→ WHAT YOU SHOULD DO
Print the records below exactly as they appear.

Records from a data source
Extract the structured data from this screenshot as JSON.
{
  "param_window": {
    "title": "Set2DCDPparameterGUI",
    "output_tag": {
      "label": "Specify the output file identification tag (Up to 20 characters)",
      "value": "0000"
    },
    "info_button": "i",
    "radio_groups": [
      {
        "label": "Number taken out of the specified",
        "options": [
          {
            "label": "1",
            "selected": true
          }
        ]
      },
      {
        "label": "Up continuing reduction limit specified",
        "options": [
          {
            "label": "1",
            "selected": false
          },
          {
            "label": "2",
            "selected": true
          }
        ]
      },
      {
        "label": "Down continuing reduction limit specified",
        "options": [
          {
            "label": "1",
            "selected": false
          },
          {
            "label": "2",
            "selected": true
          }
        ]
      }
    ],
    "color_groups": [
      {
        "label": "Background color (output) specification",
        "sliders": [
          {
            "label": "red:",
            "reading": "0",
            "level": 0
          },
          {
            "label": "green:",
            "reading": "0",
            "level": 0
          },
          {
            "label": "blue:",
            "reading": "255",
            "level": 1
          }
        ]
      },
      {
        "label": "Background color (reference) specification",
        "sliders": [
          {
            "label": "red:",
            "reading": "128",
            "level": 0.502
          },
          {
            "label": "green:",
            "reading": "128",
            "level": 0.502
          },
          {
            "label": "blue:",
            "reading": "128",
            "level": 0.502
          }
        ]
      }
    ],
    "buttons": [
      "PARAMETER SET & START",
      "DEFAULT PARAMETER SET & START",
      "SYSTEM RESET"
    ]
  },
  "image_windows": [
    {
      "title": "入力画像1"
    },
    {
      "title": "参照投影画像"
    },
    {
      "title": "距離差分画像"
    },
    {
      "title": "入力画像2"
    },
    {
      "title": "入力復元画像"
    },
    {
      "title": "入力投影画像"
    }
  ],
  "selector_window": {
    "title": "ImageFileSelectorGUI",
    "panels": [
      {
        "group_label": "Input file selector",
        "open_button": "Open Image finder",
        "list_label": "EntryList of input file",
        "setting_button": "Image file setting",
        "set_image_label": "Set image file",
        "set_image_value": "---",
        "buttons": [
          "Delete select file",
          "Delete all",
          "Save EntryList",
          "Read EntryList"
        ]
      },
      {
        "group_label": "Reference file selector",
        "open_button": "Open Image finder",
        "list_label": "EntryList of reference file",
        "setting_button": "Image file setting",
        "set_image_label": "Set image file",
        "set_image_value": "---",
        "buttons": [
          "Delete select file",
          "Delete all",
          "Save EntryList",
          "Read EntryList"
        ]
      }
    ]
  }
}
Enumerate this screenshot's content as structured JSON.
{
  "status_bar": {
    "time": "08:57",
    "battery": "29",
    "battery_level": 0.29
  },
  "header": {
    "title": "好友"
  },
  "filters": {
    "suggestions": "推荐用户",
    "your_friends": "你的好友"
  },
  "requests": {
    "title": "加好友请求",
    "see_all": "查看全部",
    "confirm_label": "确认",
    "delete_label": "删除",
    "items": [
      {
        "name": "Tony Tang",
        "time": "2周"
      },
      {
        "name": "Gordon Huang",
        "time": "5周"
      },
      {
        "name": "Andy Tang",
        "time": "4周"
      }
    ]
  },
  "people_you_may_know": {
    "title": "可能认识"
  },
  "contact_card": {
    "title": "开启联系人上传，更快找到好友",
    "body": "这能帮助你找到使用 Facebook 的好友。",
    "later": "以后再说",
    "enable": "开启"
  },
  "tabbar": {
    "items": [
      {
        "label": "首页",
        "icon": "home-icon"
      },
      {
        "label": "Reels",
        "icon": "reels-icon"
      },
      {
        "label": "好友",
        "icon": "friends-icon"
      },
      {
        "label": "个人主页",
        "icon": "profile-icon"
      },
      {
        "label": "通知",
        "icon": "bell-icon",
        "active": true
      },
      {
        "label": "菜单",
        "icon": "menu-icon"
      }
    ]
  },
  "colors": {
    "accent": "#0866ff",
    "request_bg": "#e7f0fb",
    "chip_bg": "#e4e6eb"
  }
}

→ OUTPUT
Extract the structured data from this screenshot as JSON.
{
  "param_window": {
    "title": "Set2DCDPparameterGUI",
    "output_tag": {
      "label": "Specify the output file identification tag (Up to 20 characters)",
      "value": "0000"
    },
    "info_button": "i",
    "radio_groups": [
      {
        "label": "Number taken out of the specified",
        "options": [
          {
            "label": "1",
            "selected": true
          }
        ]
      },
      {
        "label": "Up continuing reduction limit specified",
        "options": [
          {
            "label": "1",
            "selected": false
          },
          {
            "label": "2",
            "selected": true
          }
        ]
      },
      {
        "label": "Down continuing reduction limit specified",
        "options": [
          {
            "label": "1",
            "selected": false
          },
          {
            "label": "2",
            "selected": true
          }
        ]
      }
    ],
    "color_groups": [
      {
        "label": "Background color (output) specification",
        "sliders": [
          {
            "label": "red:",
            "reading": "0",
            "level": 0
          },
          {
            "label": "green:",
            "reading": "0",
            "level": 0
          },
          {
            "label": "blue:",
            "reading": "255",
            "level": 1
          }
        ]
      },
      {
        "label": "Background color (reference) specification",
        "sliders": [
          {
            "label": "red:",
            "reading": "128",
            "level": 0.502
          },
          {
            "label": "green:",
            "reading": "128",
            "level": 0.502
          },
          {
            "label": "blue:",
            "reading": "128",
            "level": 0.502
          }
        ]
      }
    ],
    "buttons": [
      "PARAMETER SET & START",
      "DEFAULT PARAMETER SET & START",
      "SYSTEM RESET"
    ]
  },
  "image_windows": [
    {
      "title": "入力画像1"
    },
    {
      "title": "参照投影画像"
    },
    {
      "title": "距離差分画像"
    },
    {
      "title": "入力画像2"
    },
    {
      "title": "入力復元画像"
    },
    {
      "title": "入力投影画像"
    }
  ],
  "selector_window": {
    "title": "ImageFileSelectorGUI",
    "panels": [
      {
        "group_label": "Input file selector",
        "open_button": "Open Image finder",
        "list_label": "EntryList of input file",
        "setting_button": "Image file setting",
        "set_image_label": "Set image file",
        "set_image_value": "---",
        "buttons": [
          "Delete select file",
          "Delete all",
          "Save EntryList",
          "Read EntryList"
        ]
      },
      {
        "group_label": "Reference file selector",
        "open_button": "Open Image finder",
        "list_label": "EntryList of reference file",
        "setting_button": "Image file setting",
        "set_image_label": "Set image file",
        "set_image_value": "---",
        "buttons": [
          "Delete select file",
          "Delete all",
          "Save EntryList",
          "Read EntryList"
        ]
      }
    ]
  }
}
Enumerate this screenshot's content as structured JSON.
{
  "status_bar": {
    "time": "08:57",
    "battery": "29",
    "battery_level": 0.29
  },
  "header": {
    "title": "好友"
  },
  "filters": {
    "suggestions": "推荐用户",
    "your_friends": "你的好友"
  },
  "requests": {
    "title": "加好友请求",
    "see_all": "查看全部",
    "confirm_label": "确认",
    "delete_label": "删除",
    "items": [
      {
        "name": "Tony Tang",
        "time": "2周"
      },
      {
        "name": "Gordon Huang",
        "time": "5周"
      },
      {
        "name": "Andy Tang",
        "time": "4周"
      }
    ]
  },
  "people_you_may_know": {
    "title": "可能认识"
  },
  "contact_card": {
    "title": "开启联系人上传，更快找到好友",
    "body": "这能帮助你找到使用 Facebook 的好友。",
    "later": "以后再说",
    "enable": "开启"
  },
  "tabbar": {
    "items": [
      {
        "label": "首页",
        "icon": "home-icon"
      },
      {
        "label": "Reels",
        "icon": "reels-icon"
      },
      {
        "label": "好友",
        "icon": "friends-icon"
      },
      {
        "label": "个人主页",
        "icon": "profile-icon"
      },
      {
        "label": "通知",
        "icon": "bell-icon",
        "active": true
      },
      {
        "label": "菜单",
        "icon": "menu-icon"
      }
    ]
  },
  "colors": {
    "accent": "#0866ff",
    "request_bg": "#e7f0fb",
    "chip_bg": "#e4e6eb"
  }
}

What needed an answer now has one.